--- Begin Dataset extract ---

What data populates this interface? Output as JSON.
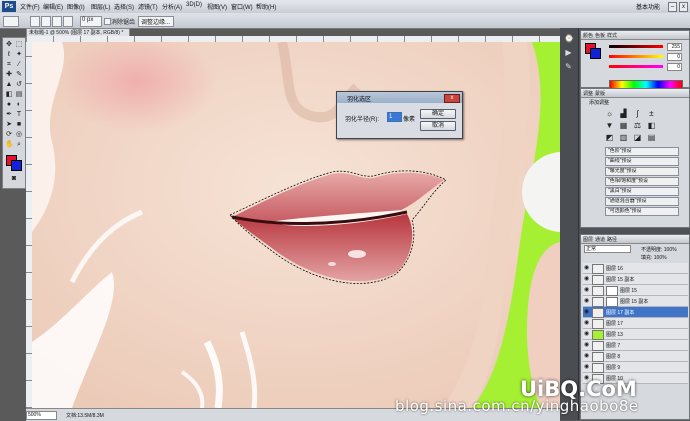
{
  "app": {
    "logo": "Ps",
    "workspace": "基本功能"
  },
  "menu": [
    "文件(F)",
    "编辑(E)",
    "图像(I)",
    "图层(L)",
    "选择(S)",
    "滤镜(T)",
    "分析(A)",
    "3D(D)",
    "视图(V)",
    "窗口(W)",
    "帮助(H)"
  ],
  "options": {
    "feather_value": "0 px",
    "antialias_label": "消除锯齿",
    "refine_edge_label": "调整边缘..."
  },
  "document": {
    "tab_title": "未标题-1 @ 500% (图层 17 副本, RGB/8) *",
    "zoom": "500%",
    "doc_size": "文档:13.5M/8.3M"
  },
  "dialog": {
    "title": "羽化选区",
    "close_label": "x",
    "field_label": "羽化半径(R):",
    "field_value": "1",
    "unit": "像素",
    "ok_label": "确定",
    "cancel_label": "取消"
  },
  "panels": {
    "color": {
      "tabs": [
        "颜色",
        "色板",
        "样式"
      ],
      "values": [
        "255",
        "0",
        "0"
      ]
    },
    "adjustments": {
      "tabs": [
        "调整",
        "蒙版"
      ],
      "header": "添加调整",
      "presets": [
        "\"色阶\"预设",
        "\"曲线\"预设",
        "\"曝光度\"预设",
        "\"色相/饱和度\"预设",
        "\"黑白\"预设",
        "\"通道混合器\"预设",
        "\"可选颜色\"预设"
      ]
    },
    "layers": {
      "tabs": [
        "图层",
        "通道",
        "路径"
      ],
      "blend_mode": "正常",
      "opacity": "不透明度: 100%",
      "fill": "填充: 100%",
      "rows": [
        {
          "name": "图层 16",
          "selected": false
        },
        {
          "name": "图层 15 副本",
          "selected": false
        },
        {
          "name": "图层 15",
          "selected": false
        },
        {
          "name": "图层 15 副本",
          "selected": false
        },
        {
          "name": "图层 17 副本",
          "selected": true
        },
        {
          "name": "图层 17",
          "selected": false
        },
        {
          "name": "图层 13",
          "selected": false
        },
        {
          "name": "图层 7",
          "selected": false
        },
        {
          "name": "图层 8",
          "selected": false
        },
        {
          "name": "图层 9",
          "selected": false
        },
        {
          "name": "图层 10",
          "selected": false
        }
      ]
    }
  },
  "watermarks": {
    "url": "blog.sina.com.cn/yinghaobo8e",
    "logo": "UiBQ.CoM"
  },
  "colors": {
    "foreground": "#e8102a",
    "background": "#1222d8",
    "canvas_green": "#a5f033",
    "selection_blue": "#3f74c9"
  }
}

--- End Dataset extract ---

*Task brief*.
Take the data above and repeat it exactly, leaving each picture out.

*Exercise solution*.
What data populates this interface? Output as JSON.
{
  "app": {
    "logo": "Ps",
    "workspace": "基本功能"
  },
  "menu": [
    "文件(F)",
    "编辑(E)",
    "图像(I)",
    "图层(L)",
    "选择(S)",
    "滤镜(T)",
    "分析(A)",
    "3D(D)",
    "视图(V)",
    "窗口(W)",
    "帮助(H)"
  ],
  "options": {
    "feather_value": "0 px",
    "antialias_label": "消除锯齿",
    "refine_edge_label": "调整边缘..."
  },
  "document": {
    "tab_title": "未标题-1 @ 500% (图层 17 副本, RGB/8) *",
    "zoom": "500%",
    "doc_size": "文档:13.5M/8.3M"
  },
  "dialog": {
    "title": "羽化选区",
    "close_label": "x",
    "field_label": "羽化半径(R):",
    "field_value": "1",
    "unit": "像素",
    "ok_label": "确定",
    "cancel_label": "取消"
  },
  "panels": {
    "color": {
      "tabs": [
        "颜色",
        "色板",
        "样式"
      ],
      "values": [
        "255",
        "0",
        "0"
      ]
    },
    "adjustments": {
      "tabs": [
        "调整",
        "蒙版"
      ],
      "header": "添加调整",
      "presets": [
        "\"色阶\"预设",
        "\"曲线\"预设",
        "\"曝光度\"预设",
        "\"色相/饱和度\"预设",
        "\"黑白\"预设",
        "\"通道混合器\"预设",
        "\"可选颜色\"预设"
      ]
    },
    "layers": {
      "tabs": [
        "图层",
        "通道",
        "路径"
      ],
      "blend_mode": "正常",
      "opacity": "不透明度: 100%",
      "fill": "填充: 100%",
      "rows": [
        {
          "name": "图层 16",
          "selected": false
        },
        {
          "name": "图层 15 副本",
          "selected": false
        },
        {
          "name": "图层 15",
          "selected": false
        },
        {
          "name": "图层 15 副本",
          "selected": false
        },
        {
          "name": "图层 17 副本",
          "selected": true
        },
        {
          "name": "图层 17",
          "selected": false
        },
        {
          "name": "图层 13",
          "selected": false
        },
        {
          "name": "图层 7",
          "selected": false
        },
        {
          "name": "图层 8",
          "selected": false
        },
        {
          "name": "图层 9",
          "selected": false
        },
        {
          "name": "图层 10",
          "selected": false
        }
      ]
    }
  },
  "watermarks": {
    "url": "blog.sina.com.cn/yinghaobo8e",
    "logo": "UiBQ.CoM"
  },
  "colors": {
    "foreground": "#e8102a",
    "background": "#1222d8",
    "canvas_green": "#a5f033",
    "selection_blue": "#3f74c9"
  }
}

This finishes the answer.